→ Bounding box data:
........

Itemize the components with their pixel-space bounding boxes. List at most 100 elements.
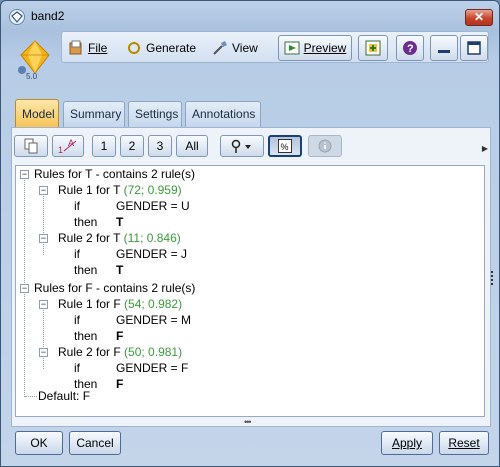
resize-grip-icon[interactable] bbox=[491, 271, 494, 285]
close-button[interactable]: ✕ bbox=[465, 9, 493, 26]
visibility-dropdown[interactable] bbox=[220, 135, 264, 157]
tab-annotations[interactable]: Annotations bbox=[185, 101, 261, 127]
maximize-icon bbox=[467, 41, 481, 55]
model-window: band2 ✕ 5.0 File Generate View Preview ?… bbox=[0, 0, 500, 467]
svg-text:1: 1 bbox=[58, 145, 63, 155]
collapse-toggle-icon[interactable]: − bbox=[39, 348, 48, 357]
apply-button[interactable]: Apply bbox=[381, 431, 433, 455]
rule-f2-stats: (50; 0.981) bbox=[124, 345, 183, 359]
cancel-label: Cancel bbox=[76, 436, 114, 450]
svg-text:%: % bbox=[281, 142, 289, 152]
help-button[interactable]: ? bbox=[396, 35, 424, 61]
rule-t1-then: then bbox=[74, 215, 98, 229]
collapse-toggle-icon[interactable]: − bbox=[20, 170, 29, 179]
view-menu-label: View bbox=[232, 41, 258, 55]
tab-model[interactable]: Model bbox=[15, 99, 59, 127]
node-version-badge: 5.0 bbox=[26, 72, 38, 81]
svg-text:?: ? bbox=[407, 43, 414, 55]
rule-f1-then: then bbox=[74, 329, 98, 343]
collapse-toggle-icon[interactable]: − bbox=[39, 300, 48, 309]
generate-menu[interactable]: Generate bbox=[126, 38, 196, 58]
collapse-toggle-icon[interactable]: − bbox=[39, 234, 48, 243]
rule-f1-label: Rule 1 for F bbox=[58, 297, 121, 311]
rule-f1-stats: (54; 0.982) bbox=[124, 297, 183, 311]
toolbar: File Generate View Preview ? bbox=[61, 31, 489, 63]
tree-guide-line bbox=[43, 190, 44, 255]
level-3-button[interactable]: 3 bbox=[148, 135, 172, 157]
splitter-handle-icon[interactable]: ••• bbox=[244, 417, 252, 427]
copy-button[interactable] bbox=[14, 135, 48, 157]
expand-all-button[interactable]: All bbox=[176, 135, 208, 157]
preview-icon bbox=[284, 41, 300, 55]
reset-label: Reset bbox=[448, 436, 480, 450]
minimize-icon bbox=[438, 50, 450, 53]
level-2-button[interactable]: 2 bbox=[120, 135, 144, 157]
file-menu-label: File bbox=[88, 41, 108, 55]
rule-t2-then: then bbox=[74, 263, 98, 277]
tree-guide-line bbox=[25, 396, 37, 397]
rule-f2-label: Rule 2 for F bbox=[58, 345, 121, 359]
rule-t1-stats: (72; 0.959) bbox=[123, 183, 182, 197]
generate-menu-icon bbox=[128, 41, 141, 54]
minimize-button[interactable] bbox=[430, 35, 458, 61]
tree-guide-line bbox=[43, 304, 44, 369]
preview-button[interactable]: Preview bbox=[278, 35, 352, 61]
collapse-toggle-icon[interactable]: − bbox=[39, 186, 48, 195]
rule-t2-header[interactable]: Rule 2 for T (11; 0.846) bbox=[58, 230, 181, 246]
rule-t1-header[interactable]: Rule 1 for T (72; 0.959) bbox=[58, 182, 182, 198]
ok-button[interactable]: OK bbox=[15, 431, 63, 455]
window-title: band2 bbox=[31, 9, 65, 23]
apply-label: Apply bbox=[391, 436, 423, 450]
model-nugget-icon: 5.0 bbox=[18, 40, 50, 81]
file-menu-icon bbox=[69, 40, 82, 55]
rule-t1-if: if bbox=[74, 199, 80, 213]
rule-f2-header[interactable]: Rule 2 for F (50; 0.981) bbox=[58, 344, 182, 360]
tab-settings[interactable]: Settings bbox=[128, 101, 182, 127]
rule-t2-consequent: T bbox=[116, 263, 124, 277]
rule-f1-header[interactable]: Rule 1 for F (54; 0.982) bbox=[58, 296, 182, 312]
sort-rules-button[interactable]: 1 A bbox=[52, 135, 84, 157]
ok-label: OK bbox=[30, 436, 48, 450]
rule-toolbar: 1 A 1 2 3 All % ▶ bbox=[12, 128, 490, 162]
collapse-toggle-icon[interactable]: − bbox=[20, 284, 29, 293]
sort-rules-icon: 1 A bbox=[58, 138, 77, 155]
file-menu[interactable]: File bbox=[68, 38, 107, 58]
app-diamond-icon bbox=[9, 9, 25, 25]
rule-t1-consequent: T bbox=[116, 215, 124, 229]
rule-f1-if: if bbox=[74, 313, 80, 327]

........

→ STATED TASK:
Copy every line of the data above, unchanged and in the same order, leaving out the pictures.

→ WRITTEN SOLUTION:
Itemize the components with their pixel-space bounding boxes. List at most 100 elements.
resize-grip-icon[interactable] bbox=[491, 271, 494, 285]
close-button[interactable]: ✕ bbox=[465, 9, 493, 26]
visibility-dropdown[interactable] bbox=[220, 135, 264, 157]
tab-annotations[interactable]: Annotations bbox=[185, 101, 261, 127]
maximize-icon bbox=[467, 41, 481, 55]
model-window: band2 ✕ 5.0 File Generate View Preview ?… bbox=[0, 0, 500, 467]
svg-text:1: 1 bbox=[58, 145, 63, 155]
collapse-toggle-icon[interactable]: − bbox=[39, 348, 48, 357]
apply-button[interactable]: Apply bbox=[381, 431, 433, 455]
rule-f2-stats: (50; 0.981) bbox=[124, 345, 183, 359]
cancel-label: Cancel bbox=[76, 436, 114, 450]
svg-text:%: % bbox=[281, 142, 289, 152]
help-button[interactable]: ? bbox=[396, 35, 424, 61]
rule-t1-then: then bbox=[74, 215, 98, 229]
collapse-toggle-icon[interactable]: − bbox=[20, 170, 29, 179]
view-menu-label: View bbox=[232, 41, 258, 55]
tab-model[interactable]: Model bbox=[15, 99, 59, 127]
node-version-badge: 5.0 bbox=[26, 72, 38, 81]
svg-text:?: ? bbox=[407, 43, 414, 55]
rule-f1-then: then bbox=[74, 329, 98, 343]
collapse-toggle-icon[interactable]: − bbox=[39, 300, 48, 309]
generate-menu[interactable]: Generate bbox=[126, 38, 196, 58]
collapse-toggle-icon[interactable]: − bbox=[39, 234, 48, 243]
rule-f1-label: Rule 1 for F bbox=[58, 297, 121, 311]
rule-f1-stats: (54; 0.982) bbox=[124, 297, 183, 311]
toolbar: File Generate View Preview ? bbox=[61, 31, 489, 63]
tree-guide-line bbox=[43, 190, 44, 255]
level-3-button[interactable]: 3 bbox=[148, 135, 172, 157]
splitter-handle-icon[interactable]: ••• bbox=[244, 417, 252, 427]
copy-button[interactable] bbox=[14, 135, 48, 157]
expand-all-button[interactable]: All bbox=[176, 135, 208, 157]
preview-icon bbox=[284, 41, 300, 55]
reset-label: Reset bbox=[448, 436, 480, 450]
minimize-icon bbox=[438, 50, 450, 53]
level-2-button[interactable]: 2 bbox=[120, 135, 144, 157]
file-menu-label: File bbox=[88, 41, 108, 55]
rule-t2-then: then bbox=[74, 263, 98, 277]
tree-guide-line bbox=[25, 396, 37, 397]
rule-f2-label: Rule 2 for F bbox=[58, 345, 121, 359]
rule-t1-stats: (72; 0.959) bbox=[123, 183, 182, 197]
generate-menu-icon bbox=[128, 41, 141, 54]
minimize-button[interactable] bbox=[430, 35, 458, 61]
tree-guide-line bbox=[43, 304, 44, 369]
preview-button[interactable]: Preview bbox=[278, 35, 352, 61]
collapse-toggle-icon[interactable]: − bbox=[39, 186, 48, 195]
rule-t2-header[interactable]: Rule 2 for T (11; 0.846) bbox=[58, 230, 181, 246]
rule-t1-header[interactable]: Rule 1 for T (72; 0.959) bbox=[58, 182, 182, 198]
ok-button[interactable]: OK bbox=[15, 431, 63, 455]
window-title: band2 bbox=[31, 9, 65, 23]
apply-label: Apply bbox=[391, 436, 423, 450]
model-nugget-icon: 5.0 bbox=[18, 40, 50, 81]
file-menu-icon bbox=[69, 40, 82, 55]
rule-t1-if: if bbox=[74, 199, 80, 213]
rule-f2-header[interactable]: Rule 2 for F (50; 0.981) bbox=[58, 344, 182, 360]
tab-settings[interactable]: Settings bbox=[128, 101, 182, 127]
rule-t2-consequent: T bbox=[116, 263, 124, 277]
rule-f1-header[interactable]: Rule 1 for F (54; 0.982) bbox=[58, 296, 182, 312]
sort-rules-button[interactable]: 1 A bbox=[52, 135, 84, 157]
ok-label: OK bbox=[30, 436, 48, 450]
rule-toolbar: 1 A 1 2 3 All % ▶ bbox=[12, 128, 490, 162]
collapse-toggle-icon[interactable]: − bbox=[20, 284, 29, 293]
sort-rules-icon: 1 A bbox=[58, 138, 77, 155]
file-menu[interactable]: File bbox=[68, 38, 107, 58]
app-diamond-icon bbox=[9, 9, 25, 25]
rule-t1-consequent: T bbox=[116, 215, 124, 229]
rule-f1-if: if bbox=[74, 313, 80, 327]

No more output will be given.